--- start of Input data ---

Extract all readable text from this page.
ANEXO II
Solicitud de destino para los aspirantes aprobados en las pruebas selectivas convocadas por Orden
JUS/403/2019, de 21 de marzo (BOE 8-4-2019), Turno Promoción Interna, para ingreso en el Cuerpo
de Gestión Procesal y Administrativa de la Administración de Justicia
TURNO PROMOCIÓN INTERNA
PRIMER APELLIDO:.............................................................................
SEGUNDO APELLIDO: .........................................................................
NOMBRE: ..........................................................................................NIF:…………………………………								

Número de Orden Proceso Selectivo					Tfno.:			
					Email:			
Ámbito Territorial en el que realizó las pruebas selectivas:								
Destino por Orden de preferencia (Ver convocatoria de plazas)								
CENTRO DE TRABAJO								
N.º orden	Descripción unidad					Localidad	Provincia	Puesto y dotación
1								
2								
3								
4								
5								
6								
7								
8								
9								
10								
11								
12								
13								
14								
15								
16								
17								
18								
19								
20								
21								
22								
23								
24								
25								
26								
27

--- end of Input data ---
--- start of Input data ---

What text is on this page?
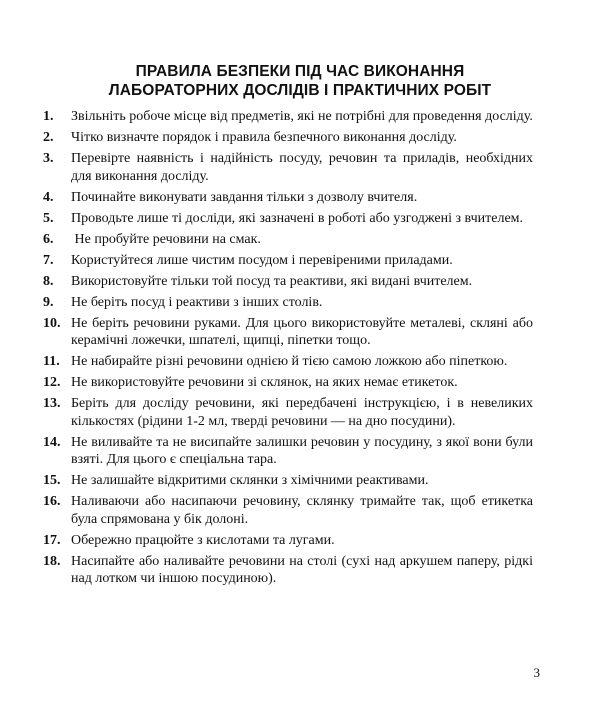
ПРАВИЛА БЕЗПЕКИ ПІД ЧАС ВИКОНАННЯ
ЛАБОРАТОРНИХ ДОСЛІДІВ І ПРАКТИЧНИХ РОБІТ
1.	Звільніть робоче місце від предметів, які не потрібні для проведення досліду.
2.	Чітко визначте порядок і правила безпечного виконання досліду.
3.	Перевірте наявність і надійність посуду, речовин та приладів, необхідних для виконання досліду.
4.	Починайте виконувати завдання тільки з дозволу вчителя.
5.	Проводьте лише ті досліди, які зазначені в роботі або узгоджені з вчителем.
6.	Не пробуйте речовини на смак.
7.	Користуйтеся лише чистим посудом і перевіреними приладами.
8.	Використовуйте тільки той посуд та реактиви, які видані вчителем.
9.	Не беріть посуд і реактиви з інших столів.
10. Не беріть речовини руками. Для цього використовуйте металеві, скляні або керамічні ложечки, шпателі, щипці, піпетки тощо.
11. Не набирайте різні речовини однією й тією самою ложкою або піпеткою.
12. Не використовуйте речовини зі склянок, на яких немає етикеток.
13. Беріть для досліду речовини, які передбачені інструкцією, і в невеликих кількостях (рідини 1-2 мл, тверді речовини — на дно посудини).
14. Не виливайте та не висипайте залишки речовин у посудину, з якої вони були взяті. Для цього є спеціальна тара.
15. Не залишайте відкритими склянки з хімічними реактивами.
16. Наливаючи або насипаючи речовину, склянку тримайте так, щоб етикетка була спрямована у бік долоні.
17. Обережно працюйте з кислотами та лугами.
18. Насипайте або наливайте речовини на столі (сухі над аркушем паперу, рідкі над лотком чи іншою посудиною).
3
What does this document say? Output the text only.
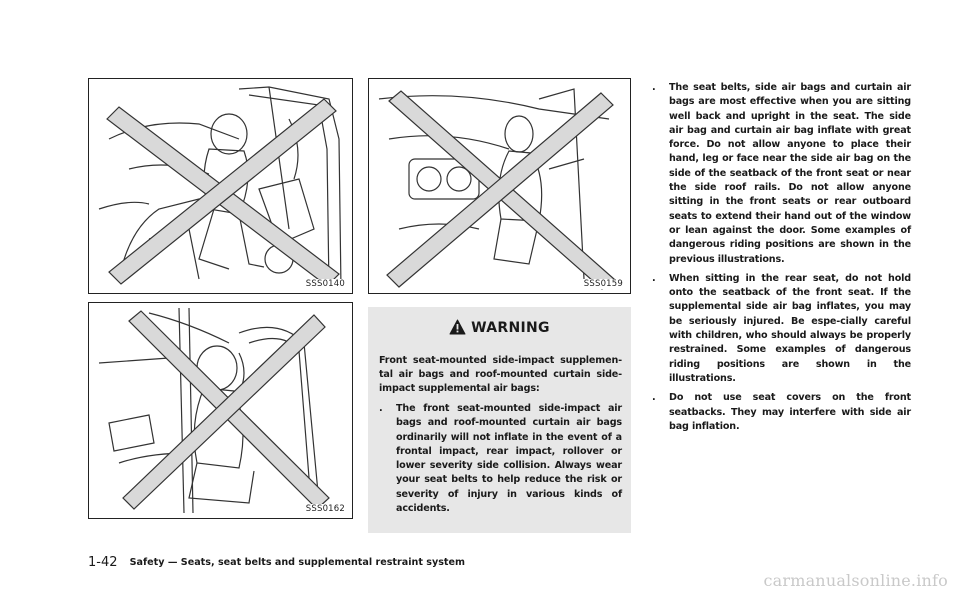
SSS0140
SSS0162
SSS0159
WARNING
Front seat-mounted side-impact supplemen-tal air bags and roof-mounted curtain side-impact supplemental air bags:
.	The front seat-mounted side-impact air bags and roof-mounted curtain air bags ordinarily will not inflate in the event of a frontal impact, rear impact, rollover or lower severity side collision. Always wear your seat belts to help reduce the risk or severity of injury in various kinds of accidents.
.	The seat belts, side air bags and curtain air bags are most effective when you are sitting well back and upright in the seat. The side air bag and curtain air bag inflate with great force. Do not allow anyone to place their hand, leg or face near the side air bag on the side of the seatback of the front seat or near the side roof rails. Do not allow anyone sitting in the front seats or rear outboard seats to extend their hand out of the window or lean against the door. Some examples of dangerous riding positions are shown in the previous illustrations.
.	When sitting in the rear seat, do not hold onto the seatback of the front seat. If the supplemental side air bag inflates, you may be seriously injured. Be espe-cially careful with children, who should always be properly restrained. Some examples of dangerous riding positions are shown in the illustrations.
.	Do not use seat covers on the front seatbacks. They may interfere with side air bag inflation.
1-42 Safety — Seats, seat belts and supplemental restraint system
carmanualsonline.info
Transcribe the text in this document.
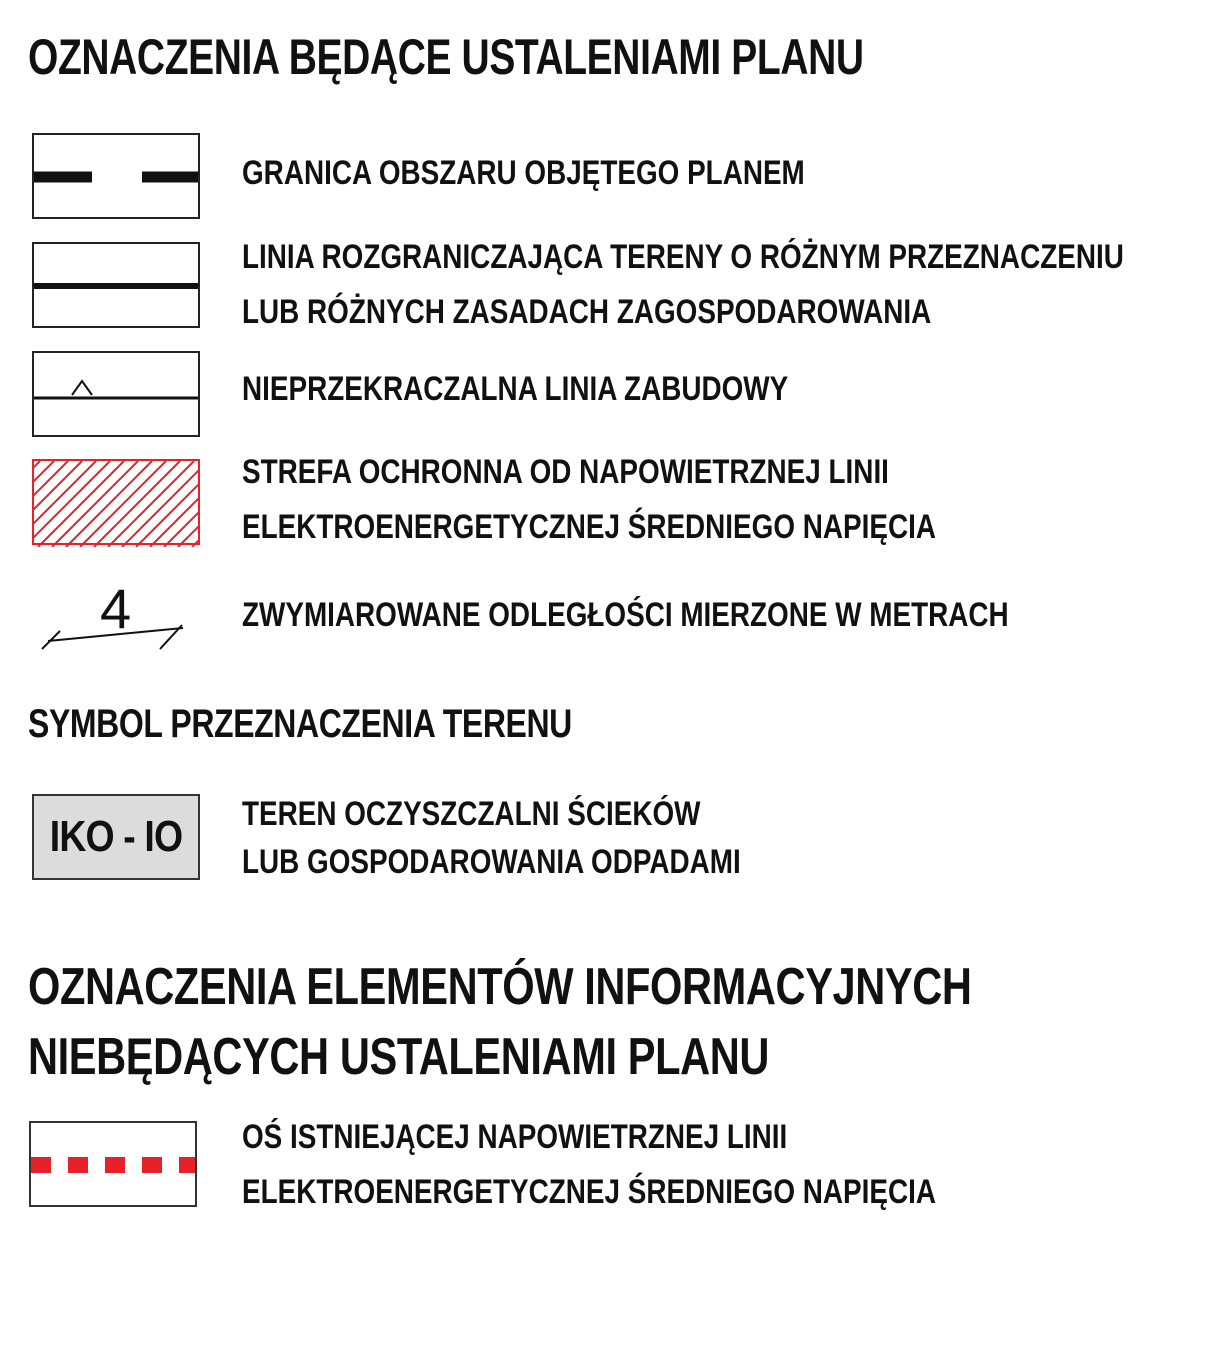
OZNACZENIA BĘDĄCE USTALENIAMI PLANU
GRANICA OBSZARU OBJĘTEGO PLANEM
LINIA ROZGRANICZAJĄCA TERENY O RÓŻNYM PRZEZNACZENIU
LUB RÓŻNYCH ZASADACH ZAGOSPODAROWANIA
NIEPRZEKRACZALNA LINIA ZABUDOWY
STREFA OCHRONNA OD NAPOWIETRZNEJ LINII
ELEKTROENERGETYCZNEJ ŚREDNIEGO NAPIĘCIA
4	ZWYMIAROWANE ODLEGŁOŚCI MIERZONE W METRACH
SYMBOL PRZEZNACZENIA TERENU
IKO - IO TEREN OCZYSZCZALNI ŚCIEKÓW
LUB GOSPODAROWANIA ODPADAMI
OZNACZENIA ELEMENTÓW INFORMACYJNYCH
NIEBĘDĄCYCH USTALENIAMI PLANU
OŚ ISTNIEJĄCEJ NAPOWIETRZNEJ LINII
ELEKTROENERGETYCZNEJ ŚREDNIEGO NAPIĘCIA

--- end of Input data ---
--- start of Input data ---

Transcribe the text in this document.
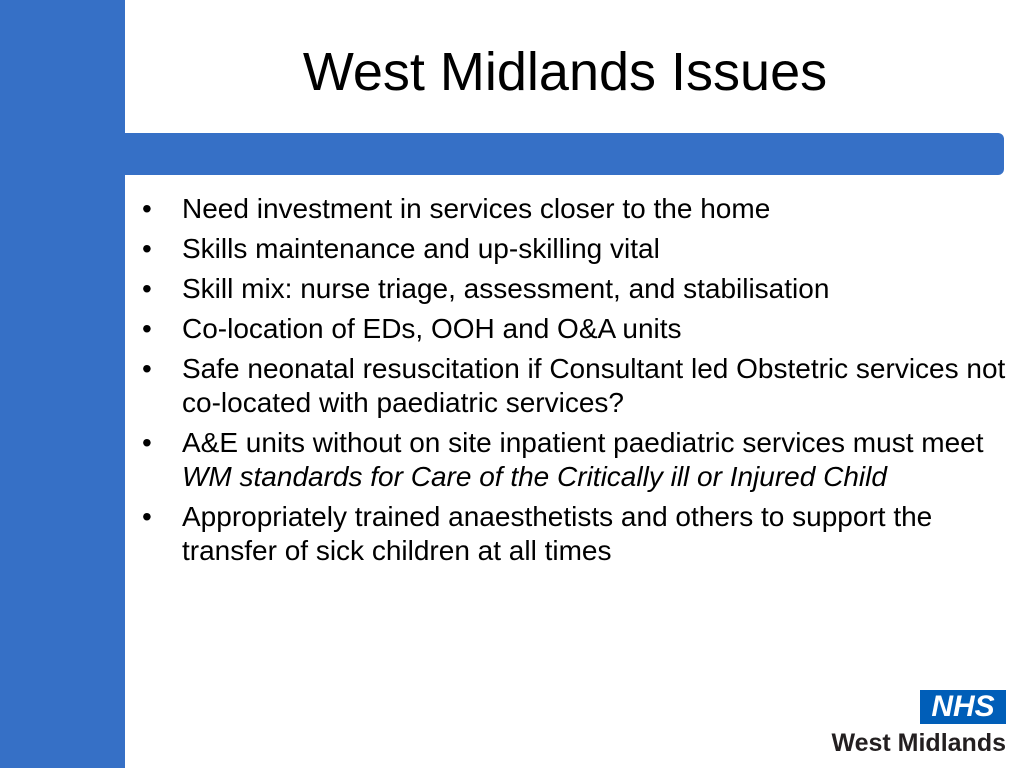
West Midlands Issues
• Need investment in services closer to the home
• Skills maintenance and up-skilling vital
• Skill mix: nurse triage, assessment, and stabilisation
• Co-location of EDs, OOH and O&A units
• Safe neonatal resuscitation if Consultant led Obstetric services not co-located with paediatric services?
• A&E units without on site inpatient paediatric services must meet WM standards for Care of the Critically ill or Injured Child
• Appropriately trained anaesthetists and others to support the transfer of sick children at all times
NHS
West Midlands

--- end of Input data ---

▶ What is required
Among the lines of the data, identify those with the word "units". Copy each of them.

▶ Response to this task
• Co-location of EDs, OOH and O&A units
• A&E units without on site inpatient paediatric services must meet WM standards for Care of the Critically ill or Injured Child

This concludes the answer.